#### Source records

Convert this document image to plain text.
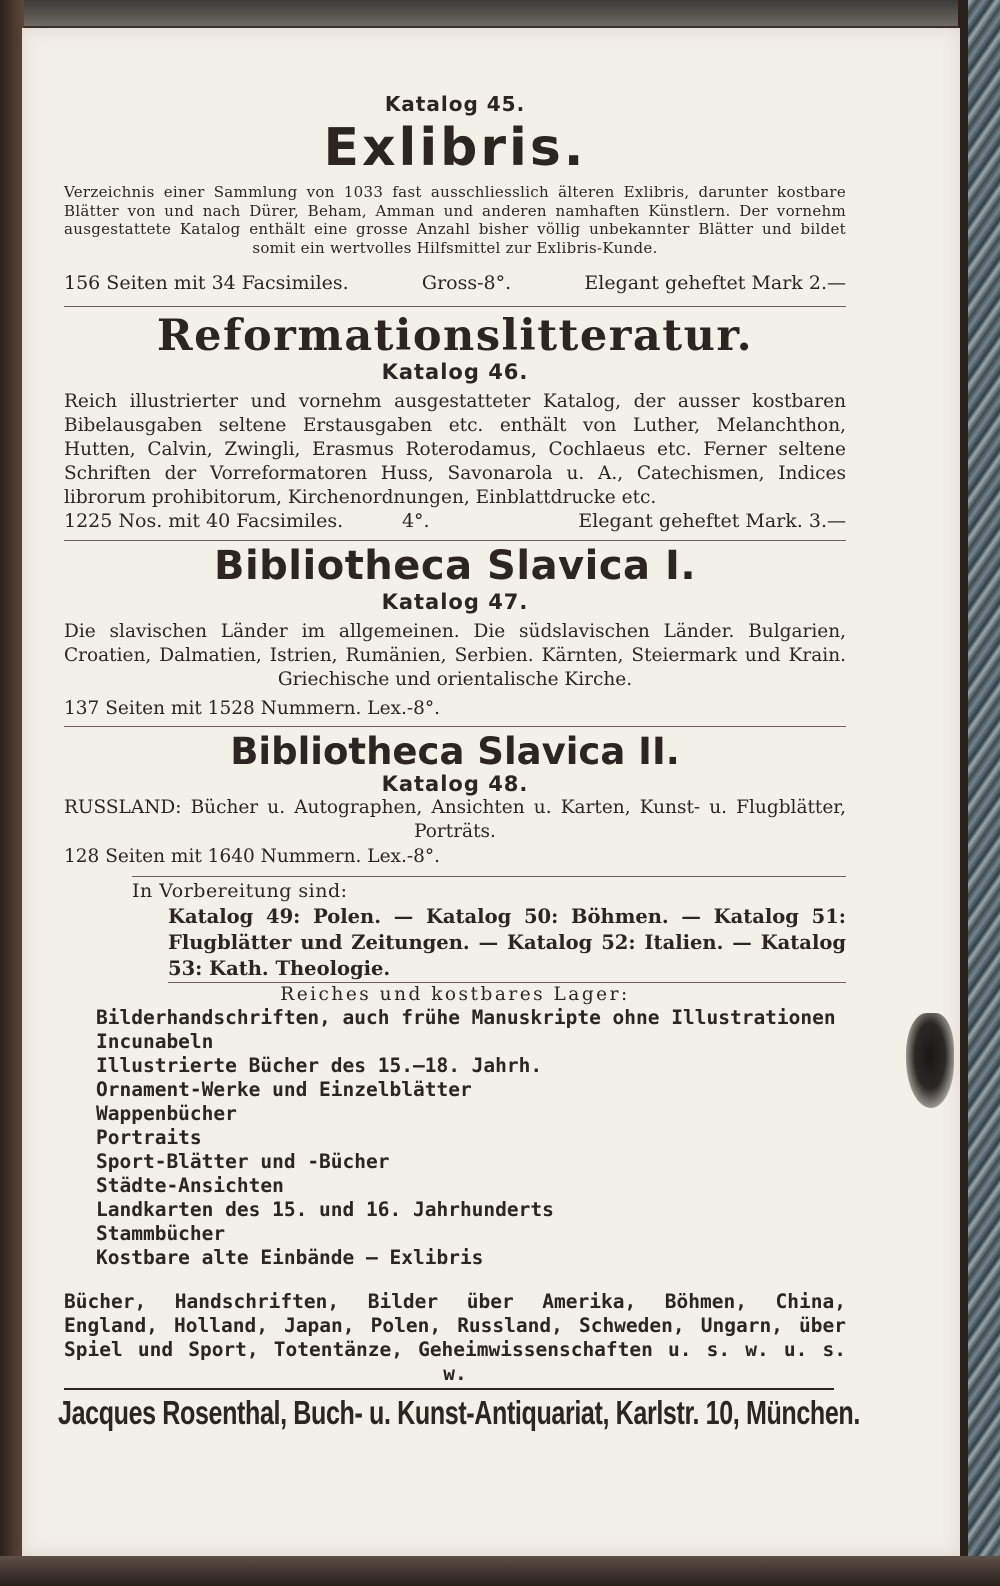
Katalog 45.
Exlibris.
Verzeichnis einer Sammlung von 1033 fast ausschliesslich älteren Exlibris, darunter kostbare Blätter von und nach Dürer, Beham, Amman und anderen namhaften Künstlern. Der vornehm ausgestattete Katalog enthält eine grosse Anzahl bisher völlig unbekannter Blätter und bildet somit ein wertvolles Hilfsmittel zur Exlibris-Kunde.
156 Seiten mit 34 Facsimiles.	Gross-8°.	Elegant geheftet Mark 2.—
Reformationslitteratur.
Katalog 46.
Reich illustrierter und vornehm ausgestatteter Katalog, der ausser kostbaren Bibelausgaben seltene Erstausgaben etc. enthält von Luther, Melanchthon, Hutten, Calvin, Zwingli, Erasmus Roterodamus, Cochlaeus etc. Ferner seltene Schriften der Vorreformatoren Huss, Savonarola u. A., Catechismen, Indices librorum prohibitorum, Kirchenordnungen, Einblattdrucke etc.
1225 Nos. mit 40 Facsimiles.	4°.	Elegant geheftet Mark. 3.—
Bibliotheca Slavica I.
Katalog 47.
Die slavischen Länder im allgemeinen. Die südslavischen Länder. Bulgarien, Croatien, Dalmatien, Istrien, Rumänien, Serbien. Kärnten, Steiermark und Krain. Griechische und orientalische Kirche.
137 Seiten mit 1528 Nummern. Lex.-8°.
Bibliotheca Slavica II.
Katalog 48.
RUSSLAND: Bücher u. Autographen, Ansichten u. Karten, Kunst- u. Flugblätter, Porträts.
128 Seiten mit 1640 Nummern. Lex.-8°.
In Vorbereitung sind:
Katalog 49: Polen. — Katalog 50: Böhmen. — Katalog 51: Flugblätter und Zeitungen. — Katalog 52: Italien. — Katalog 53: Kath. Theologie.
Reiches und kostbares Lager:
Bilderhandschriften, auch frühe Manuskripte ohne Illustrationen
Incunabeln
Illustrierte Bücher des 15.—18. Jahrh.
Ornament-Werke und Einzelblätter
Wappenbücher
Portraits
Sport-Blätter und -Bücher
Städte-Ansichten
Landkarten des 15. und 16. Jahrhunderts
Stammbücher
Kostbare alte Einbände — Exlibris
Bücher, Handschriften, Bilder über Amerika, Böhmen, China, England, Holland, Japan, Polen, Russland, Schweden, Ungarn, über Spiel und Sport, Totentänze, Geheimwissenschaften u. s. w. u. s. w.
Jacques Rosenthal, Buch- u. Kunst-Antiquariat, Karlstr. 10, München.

########
#### Source records

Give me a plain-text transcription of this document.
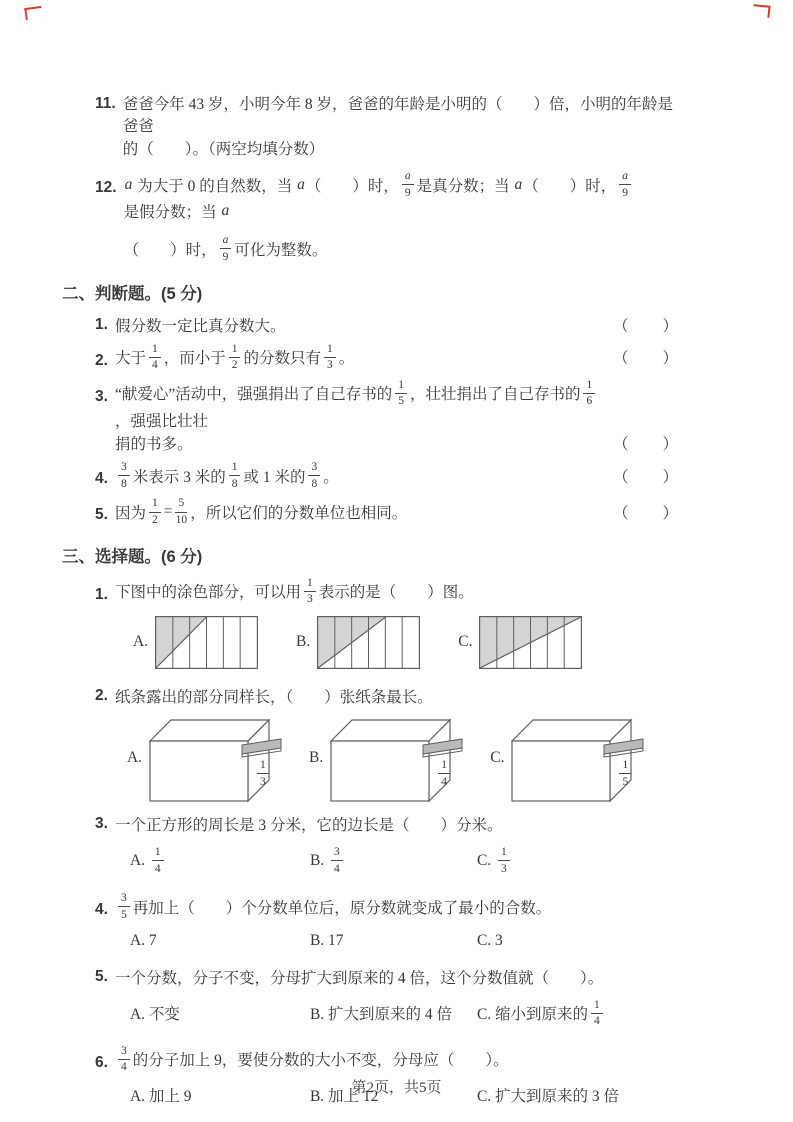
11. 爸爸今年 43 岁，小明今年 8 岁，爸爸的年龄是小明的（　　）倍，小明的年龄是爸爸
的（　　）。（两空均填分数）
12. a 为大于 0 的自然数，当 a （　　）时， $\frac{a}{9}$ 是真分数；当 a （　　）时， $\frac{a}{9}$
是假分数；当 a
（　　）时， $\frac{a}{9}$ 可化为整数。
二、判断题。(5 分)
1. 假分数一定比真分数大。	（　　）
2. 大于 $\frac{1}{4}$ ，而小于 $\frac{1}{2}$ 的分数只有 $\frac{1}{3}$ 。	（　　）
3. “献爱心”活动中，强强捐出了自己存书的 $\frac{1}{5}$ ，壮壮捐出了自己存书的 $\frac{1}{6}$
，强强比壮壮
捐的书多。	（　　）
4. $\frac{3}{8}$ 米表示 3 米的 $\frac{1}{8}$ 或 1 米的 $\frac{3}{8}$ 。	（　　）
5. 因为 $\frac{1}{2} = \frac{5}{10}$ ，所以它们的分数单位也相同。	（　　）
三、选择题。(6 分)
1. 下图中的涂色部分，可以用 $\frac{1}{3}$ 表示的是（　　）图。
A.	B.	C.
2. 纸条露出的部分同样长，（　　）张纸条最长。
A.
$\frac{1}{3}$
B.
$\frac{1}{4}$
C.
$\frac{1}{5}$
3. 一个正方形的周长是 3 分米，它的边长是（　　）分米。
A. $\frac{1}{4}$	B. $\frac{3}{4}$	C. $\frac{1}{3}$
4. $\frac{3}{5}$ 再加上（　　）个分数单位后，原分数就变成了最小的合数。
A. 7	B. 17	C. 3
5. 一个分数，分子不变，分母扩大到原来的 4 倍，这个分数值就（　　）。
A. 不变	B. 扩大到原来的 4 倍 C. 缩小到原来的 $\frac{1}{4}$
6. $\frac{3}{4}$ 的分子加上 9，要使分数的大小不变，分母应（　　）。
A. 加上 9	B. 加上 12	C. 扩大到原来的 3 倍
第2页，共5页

########
#### Source records

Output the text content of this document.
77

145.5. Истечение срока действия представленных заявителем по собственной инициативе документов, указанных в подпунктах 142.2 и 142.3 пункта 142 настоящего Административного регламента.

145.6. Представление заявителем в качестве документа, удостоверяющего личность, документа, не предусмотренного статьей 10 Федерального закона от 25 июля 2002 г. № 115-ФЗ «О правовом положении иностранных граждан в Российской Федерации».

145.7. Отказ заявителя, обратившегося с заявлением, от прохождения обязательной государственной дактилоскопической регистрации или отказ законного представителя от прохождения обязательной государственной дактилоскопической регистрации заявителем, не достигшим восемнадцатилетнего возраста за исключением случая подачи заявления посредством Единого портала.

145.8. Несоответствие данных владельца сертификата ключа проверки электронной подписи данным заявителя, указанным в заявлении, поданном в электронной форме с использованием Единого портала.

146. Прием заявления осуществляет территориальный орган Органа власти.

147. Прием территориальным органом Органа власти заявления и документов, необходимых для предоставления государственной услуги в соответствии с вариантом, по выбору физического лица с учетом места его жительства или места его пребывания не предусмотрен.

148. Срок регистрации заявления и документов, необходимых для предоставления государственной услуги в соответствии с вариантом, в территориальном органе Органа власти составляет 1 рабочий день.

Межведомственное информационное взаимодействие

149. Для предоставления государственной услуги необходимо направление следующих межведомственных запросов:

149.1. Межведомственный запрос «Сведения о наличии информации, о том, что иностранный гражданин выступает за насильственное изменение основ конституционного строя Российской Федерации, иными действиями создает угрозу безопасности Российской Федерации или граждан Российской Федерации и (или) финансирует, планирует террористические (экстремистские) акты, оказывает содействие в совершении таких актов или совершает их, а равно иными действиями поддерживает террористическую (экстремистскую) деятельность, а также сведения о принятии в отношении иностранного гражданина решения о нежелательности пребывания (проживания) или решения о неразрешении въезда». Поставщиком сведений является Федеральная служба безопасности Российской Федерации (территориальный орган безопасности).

########

Identify each line of the material where the word "территориальный" shows up, and copy it.

Solution to the exercise:
146. Прием заявления осуществляет территориальный орган Органа власти.
149.1. Межведомственный запрос «Сведения о наличии информации, о том, что иностранный гражданин выступает за насильственное изменение основ конституционного строя Российской Федерации, иными действиями создает угрозу безопасности Российской Федерации или граждан Российской Федерации и (или) финансирует, планирует террористические (экстремистские) акты, оказывает содействие в совершении таких актов или совершает их, а равно иными действиями поддерживает террористическую (экстремистскую) деятельность, а также сведения о принятии в отношении иностранного гражданина решения о нежелательности пребывания (проживания) или решения о неразрешении въезда». Поставщиком сведений является Федеральная служба безопасности Российской Федерации (территориальный орган безопасности).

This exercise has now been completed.